#### [STATED PROBLEM]
Pick out all lines with the word "bisa" from the records that follow.

Some records:
================

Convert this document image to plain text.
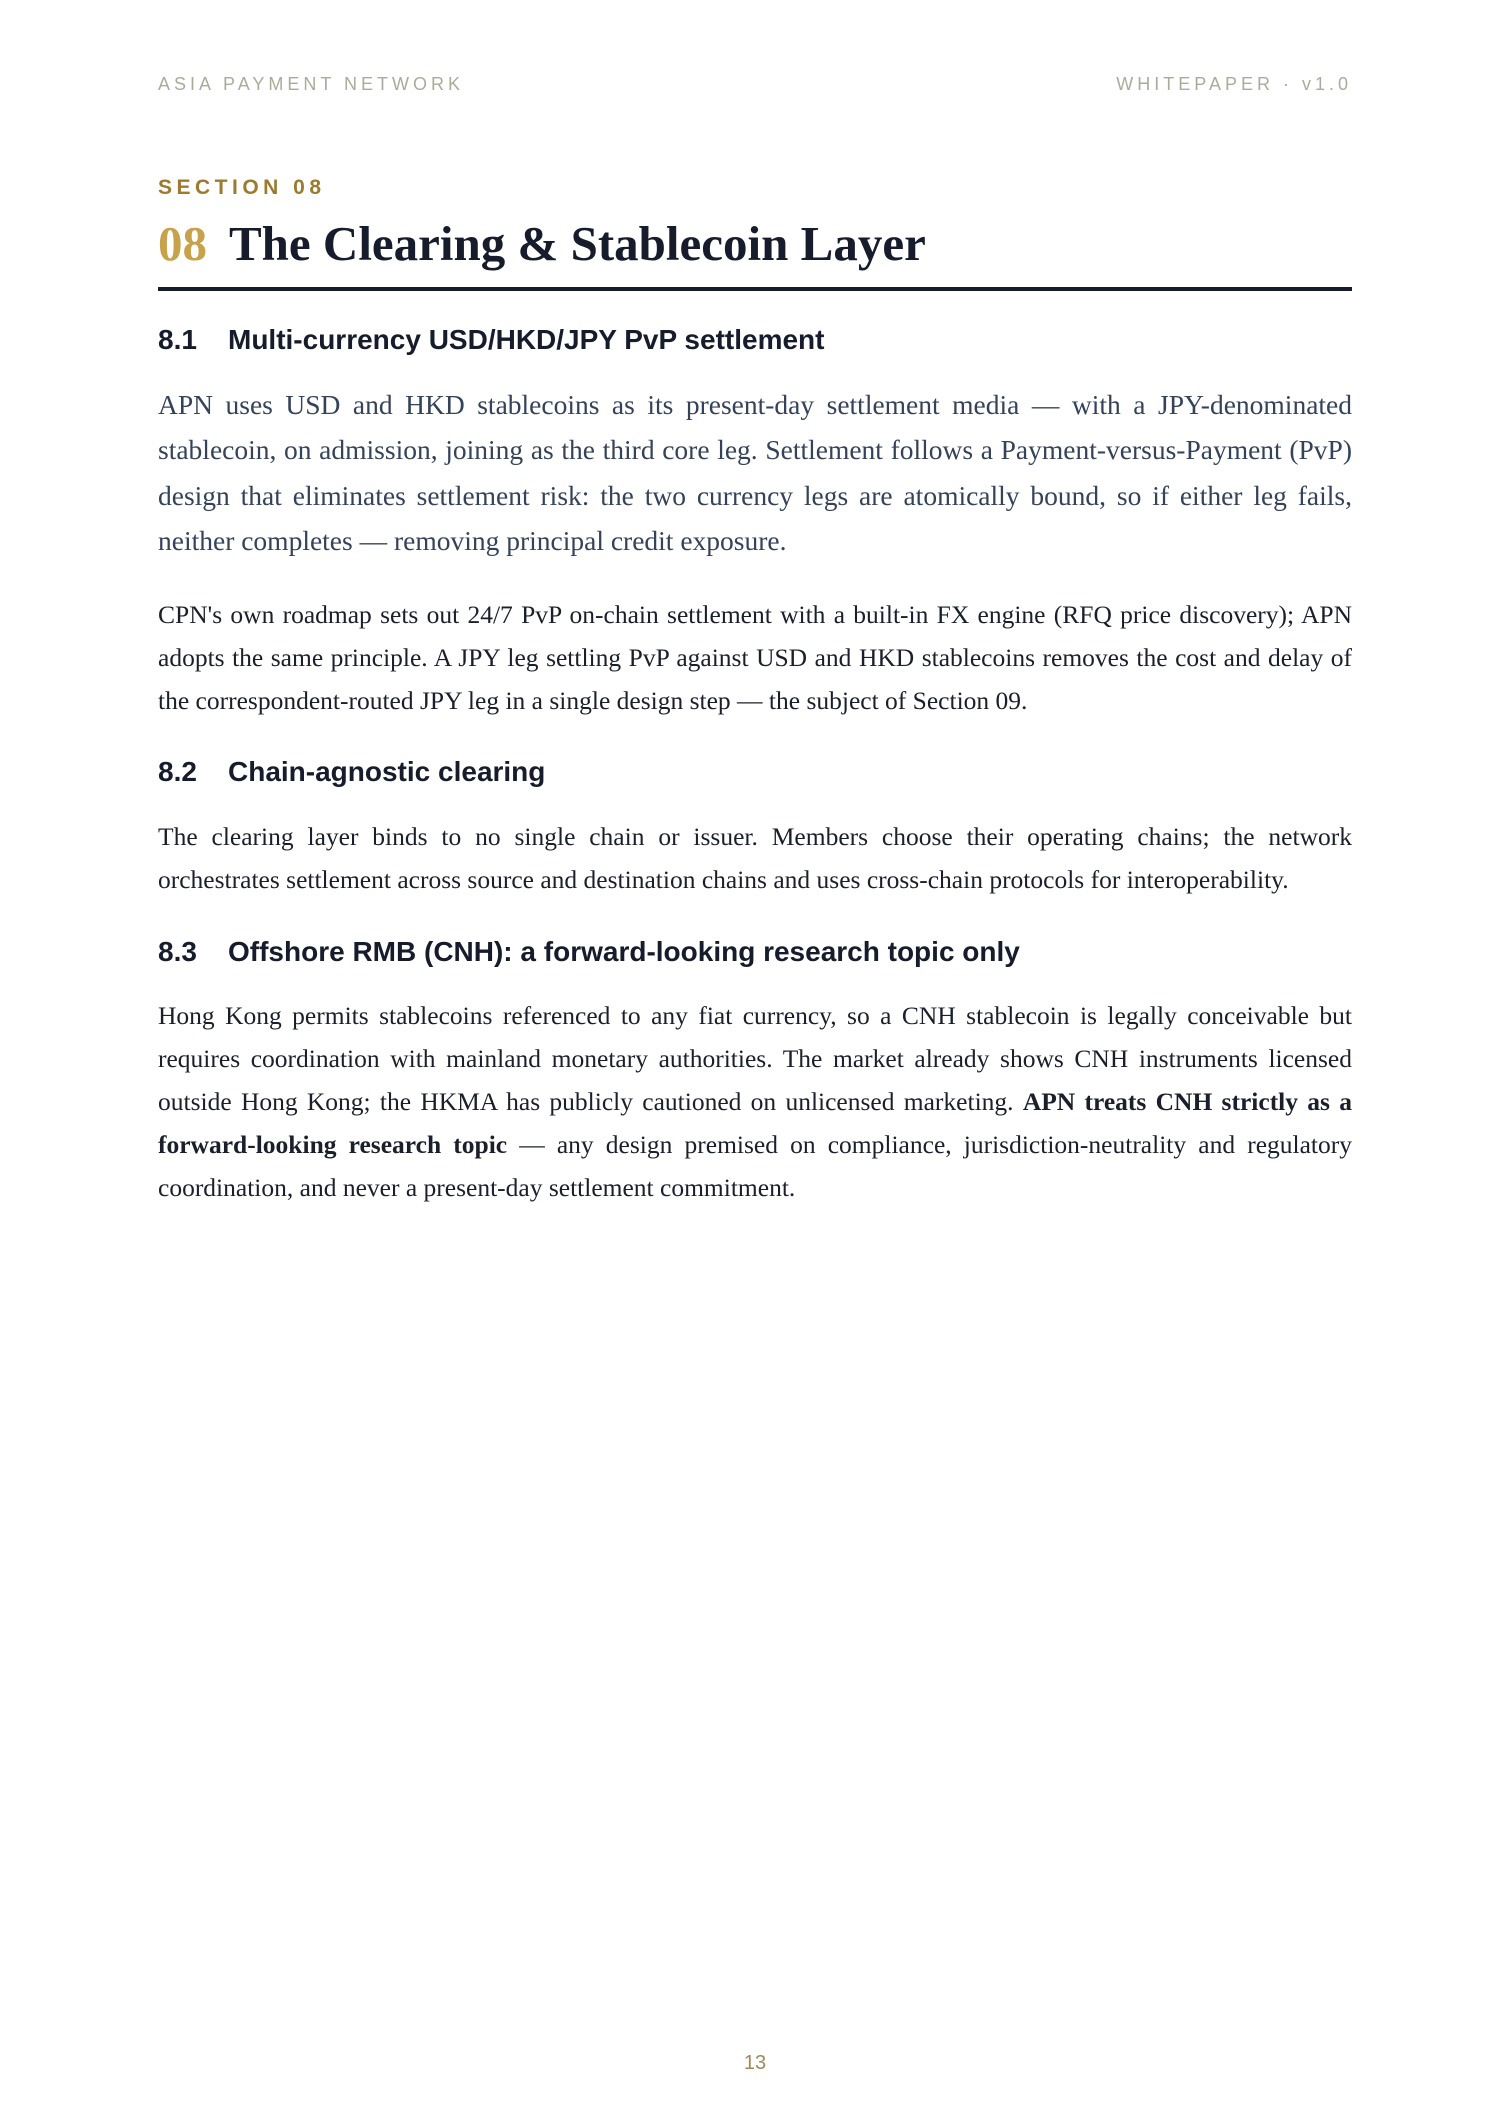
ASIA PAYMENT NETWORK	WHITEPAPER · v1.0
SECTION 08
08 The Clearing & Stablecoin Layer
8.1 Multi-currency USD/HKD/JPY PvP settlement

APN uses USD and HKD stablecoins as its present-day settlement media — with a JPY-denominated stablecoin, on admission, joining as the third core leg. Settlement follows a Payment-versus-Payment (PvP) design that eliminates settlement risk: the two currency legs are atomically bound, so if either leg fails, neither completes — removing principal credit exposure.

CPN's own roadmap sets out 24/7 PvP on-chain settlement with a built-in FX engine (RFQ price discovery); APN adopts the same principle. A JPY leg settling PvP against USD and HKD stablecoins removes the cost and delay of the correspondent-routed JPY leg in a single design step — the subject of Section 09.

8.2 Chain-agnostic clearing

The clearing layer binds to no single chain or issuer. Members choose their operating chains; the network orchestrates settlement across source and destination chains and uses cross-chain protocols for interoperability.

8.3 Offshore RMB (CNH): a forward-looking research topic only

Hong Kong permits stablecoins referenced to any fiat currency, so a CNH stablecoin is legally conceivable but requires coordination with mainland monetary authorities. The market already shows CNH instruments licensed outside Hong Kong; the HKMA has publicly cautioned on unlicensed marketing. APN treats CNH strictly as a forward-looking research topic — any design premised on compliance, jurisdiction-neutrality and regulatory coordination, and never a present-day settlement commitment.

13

================

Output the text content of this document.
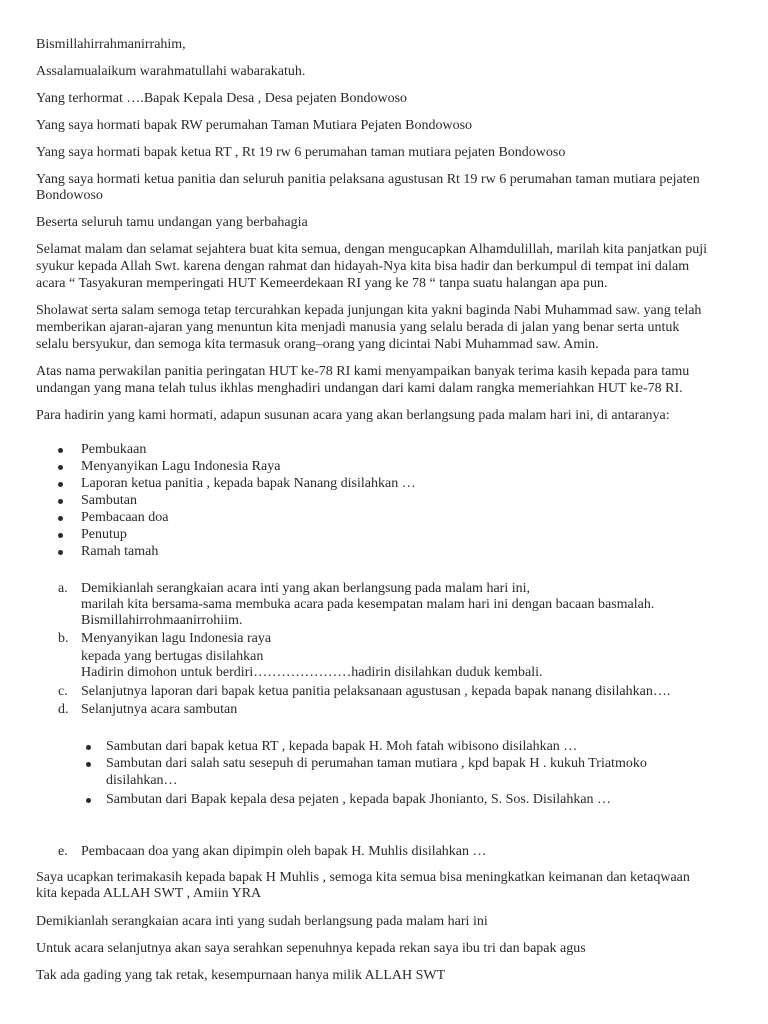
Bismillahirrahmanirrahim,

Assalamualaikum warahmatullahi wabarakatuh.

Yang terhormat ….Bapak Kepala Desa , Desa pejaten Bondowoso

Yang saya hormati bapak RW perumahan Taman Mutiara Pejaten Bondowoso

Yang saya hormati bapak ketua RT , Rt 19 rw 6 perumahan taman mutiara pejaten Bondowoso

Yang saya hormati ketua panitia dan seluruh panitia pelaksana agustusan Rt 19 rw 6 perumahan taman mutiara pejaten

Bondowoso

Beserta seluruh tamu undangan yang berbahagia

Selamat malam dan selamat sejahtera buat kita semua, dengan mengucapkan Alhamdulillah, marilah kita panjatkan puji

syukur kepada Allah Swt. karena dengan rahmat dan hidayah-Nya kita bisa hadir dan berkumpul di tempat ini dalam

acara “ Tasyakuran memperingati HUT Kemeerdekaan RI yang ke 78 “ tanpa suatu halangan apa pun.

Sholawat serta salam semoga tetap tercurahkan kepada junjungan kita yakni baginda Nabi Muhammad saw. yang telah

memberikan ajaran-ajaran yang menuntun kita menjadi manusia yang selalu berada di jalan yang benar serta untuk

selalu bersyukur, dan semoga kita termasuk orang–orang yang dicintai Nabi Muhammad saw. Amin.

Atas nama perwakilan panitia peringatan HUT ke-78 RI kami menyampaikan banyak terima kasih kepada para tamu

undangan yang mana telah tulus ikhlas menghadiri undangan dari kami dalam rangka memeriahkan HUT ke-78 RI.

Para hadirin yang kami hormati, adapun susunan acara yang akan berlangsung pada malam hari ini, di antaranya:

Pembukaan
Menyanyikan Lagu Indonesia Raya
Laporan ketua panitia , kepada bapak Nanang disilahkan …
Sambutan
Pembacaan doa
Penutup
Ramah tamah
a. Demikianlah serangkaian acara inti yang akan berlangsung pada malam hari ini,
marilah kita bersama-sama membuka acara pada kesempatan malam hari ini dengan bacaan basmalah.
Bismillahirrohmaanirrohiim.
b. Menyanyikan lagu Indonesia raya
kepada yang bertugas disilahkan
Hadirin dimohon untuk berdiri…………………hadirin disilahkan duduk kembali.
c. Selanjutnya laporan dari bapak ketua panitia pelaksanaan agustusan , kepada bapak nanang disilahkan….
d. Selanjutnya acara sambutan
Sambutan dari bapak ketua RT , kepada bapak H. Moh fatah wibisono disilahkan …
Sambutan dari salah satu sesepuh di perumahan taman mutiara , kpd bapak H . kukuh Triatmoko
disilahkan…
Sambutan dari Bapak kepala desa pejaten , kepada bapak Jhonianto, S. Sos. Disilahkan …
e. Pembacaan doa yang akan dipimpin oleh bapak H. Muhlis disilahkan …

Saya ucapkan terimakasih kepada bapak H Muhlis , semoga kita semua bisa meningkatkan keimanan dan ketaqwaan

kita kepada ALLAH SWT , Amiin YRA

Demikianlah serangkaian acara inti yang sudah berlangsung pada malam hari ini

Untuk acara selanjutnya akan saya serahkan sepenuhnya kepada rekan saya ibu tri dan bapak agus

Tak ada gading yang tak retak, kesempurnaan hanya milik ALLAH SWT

================

#### [WRITTEN ANSWER]
syukur kepada Allah Swt. karena dengan rahmat dan hidayah-Nya kita bisa hadir dan berkumpul di tempat ini dalam
Saya ucapkan terimakasih kepada bapak H Muhlis , semoga kita semua bisa meningkatkan keimanan dan ketaqwaan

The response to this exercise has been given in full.